§ WHAT IS ASKED
Go through the listing and set it down exactly, leaving out its pictures.

[Collected data entries]
◇ ◇ ◇
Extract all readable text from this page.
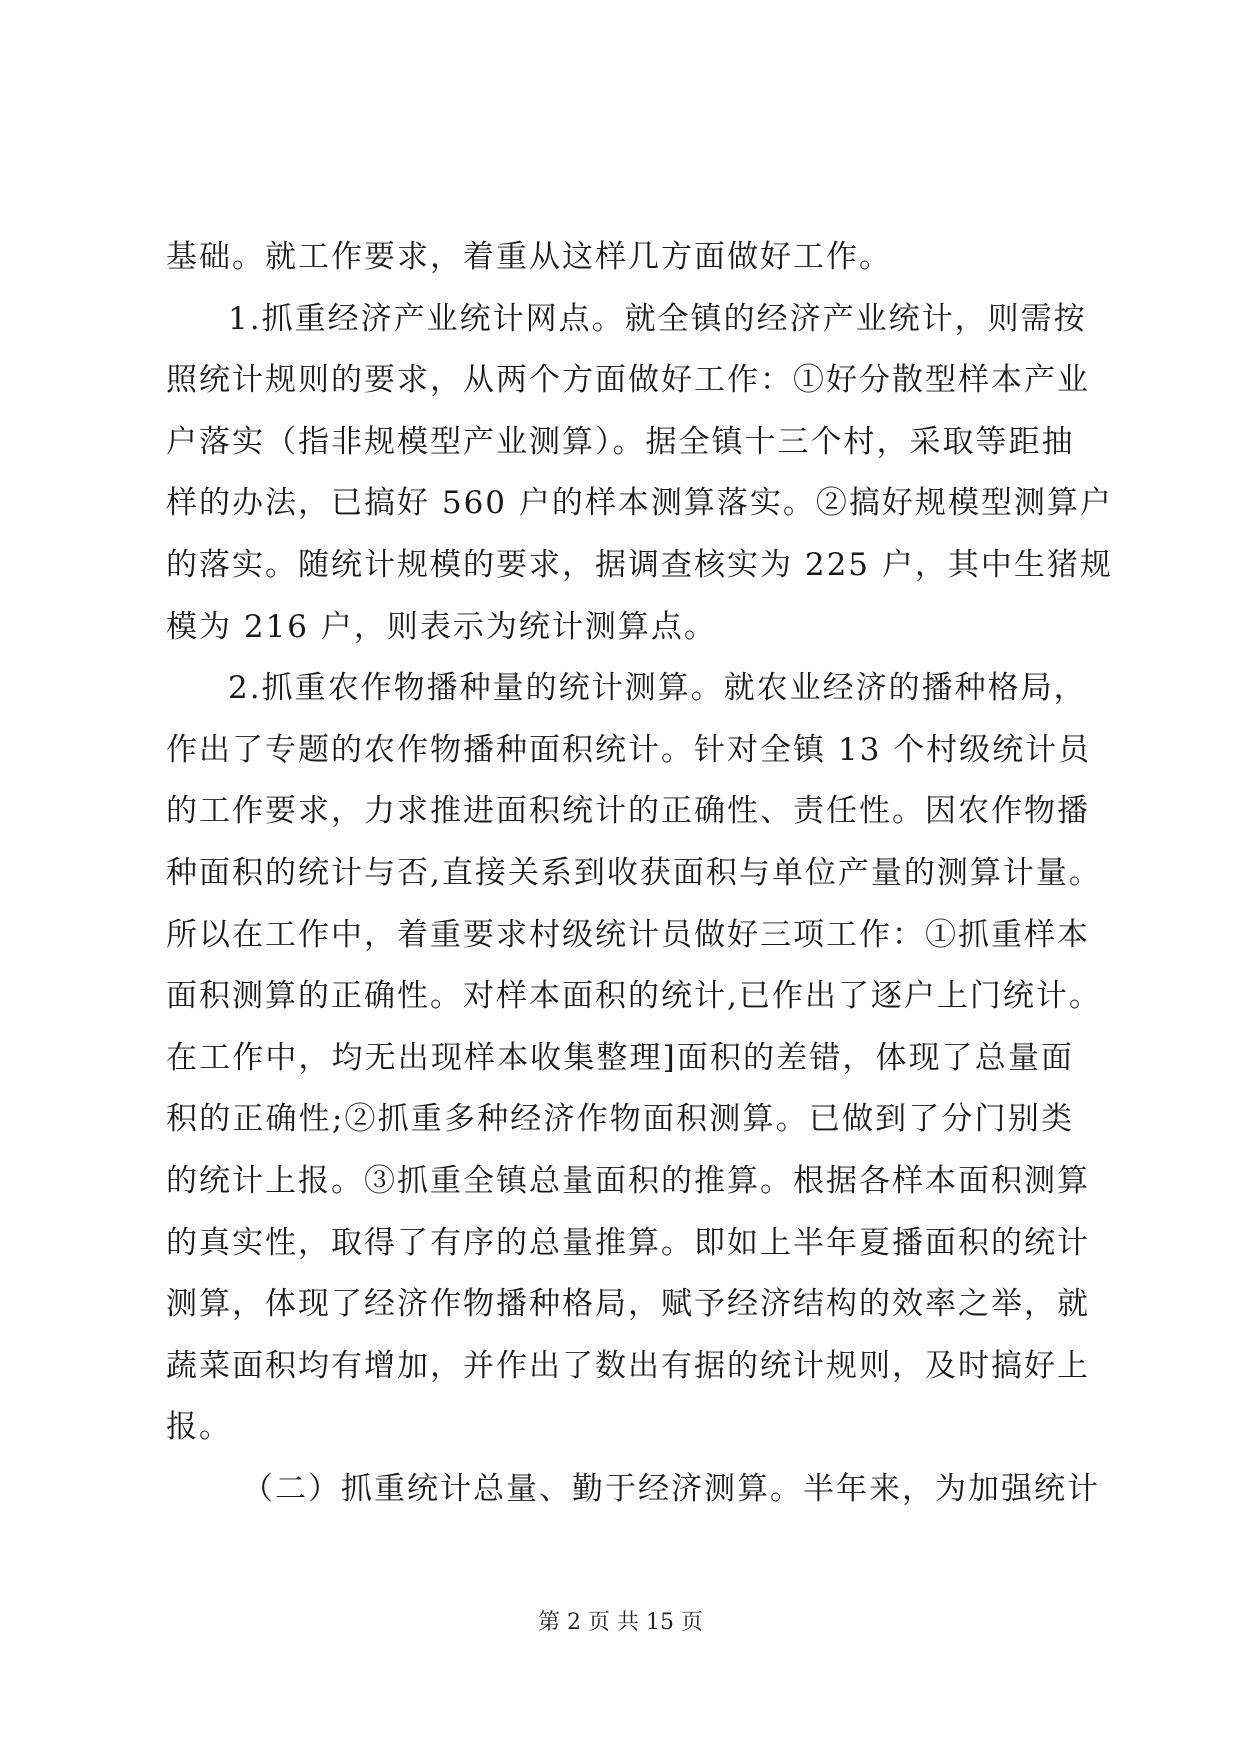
基础。就工作要求，着重从这样几方面做好工作。
1.抓重经济产业统计网点。就全镇的经济产业统计，则需按
照统计规则的要求，从两个方面做好工作：①好分散型样本产业
户落实（指非规模型产业测算）。据全镇十三个村，采取等距抽
样的办法，已搞好 560 户的样本测算落实。②搞好规模型测算户
的落实。随统计规模的要求，据调查核实为 225 户，其中生猪规
模为 216 户，则表示为统计测算点。
2.抓重农作物播种量的统计测算。就农业经济的播种格局，
作出了专题的农作物播种面积统计。针对全镇 13 个村级统计员
的工作要求，力求推进面积统计的正确性、责任性。因农作物播
种面积的统计与否,直接关系到收获面积与单位产量的测算计量。
所以在工作中，着重要求村级统计员做好三项工作：①抓重样本
面积测算的正确性。对样本面积的统计,已作出了逐户上门统计。
在工作中，均无出现样本收集整理]面积的差错，体现了总量面
积的正确性;②抓重多种经济作物面积测算。已做到了分门别类
的统计上报。③抓重全镇总量面积的推算。根据各样本面积测算
的真实性，取得了有序的总量推算。即如上半年夏播面积的统计
测算，体现了经济作物播种格局，赋予经济结构的效率之举，就
蔬菜面积均有增加，并作出了数出有据的统计规则，及时搞好上
报。
（二）抓重统计总量、勤于经济测算。半年来，为加强统计
第 2 页 共 15 页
◇ ◇ ◇
§ WRITTEN ANSWER
Extract all readable text from this page.
基础。就工作要求，着重从这样几方面做好工作。
1.抓重经济产业统计网点。就全镇的经济产业统计，则需按
照统计规则的要求，从两个方面做好工作：①好分散型样本产业
户落实（指非规模型产业测算）。据全镇十三个村，采取等距抽
样的办法，已搞好 560 户的样本测算落实。②搞好规模型测算户
的落实。随统计规模的要求，据调查核实为 225 户，其中生猪规
模为 216 户，则表示为统计测算点。
2.抓重农作物播种量的统计测算。就农业经济的播种格局，
作出了专题的农作物播种面积统计。针对全镇 13 个村级统计员
的工作要求，力求推进面积统计的正确性、责任性。因农作物播
种面积的统计与否,直接关系到收获面积与单位产量的测算计量。
所以在工作中，着重要求村级统计员做好三项工作：①抓重样本
面积测算的正确性。对样本面积的统计,已作出了逐户上门统计。
在工作中，均无出现样本收集整理]面积的差错，体现了总量面
积的正确性;②抓重多种经济作物面积测算。已做到了分门别类
的统计上报。③抓重全镇总量面积的推算。根据各样本面积测算
的真实性，取得了有序的总量推算。即如上半年夏播面积的统计
测算，体现了经济作物播种格局，赋予经济结构的效率之举，就
蔬菜面积均有增加，并作出了数出有据的统计规则，及时搞好上
报。
（二）抓重统计总量、勤于经济测算。半年来，为加强统计
第 2 页 共 15 页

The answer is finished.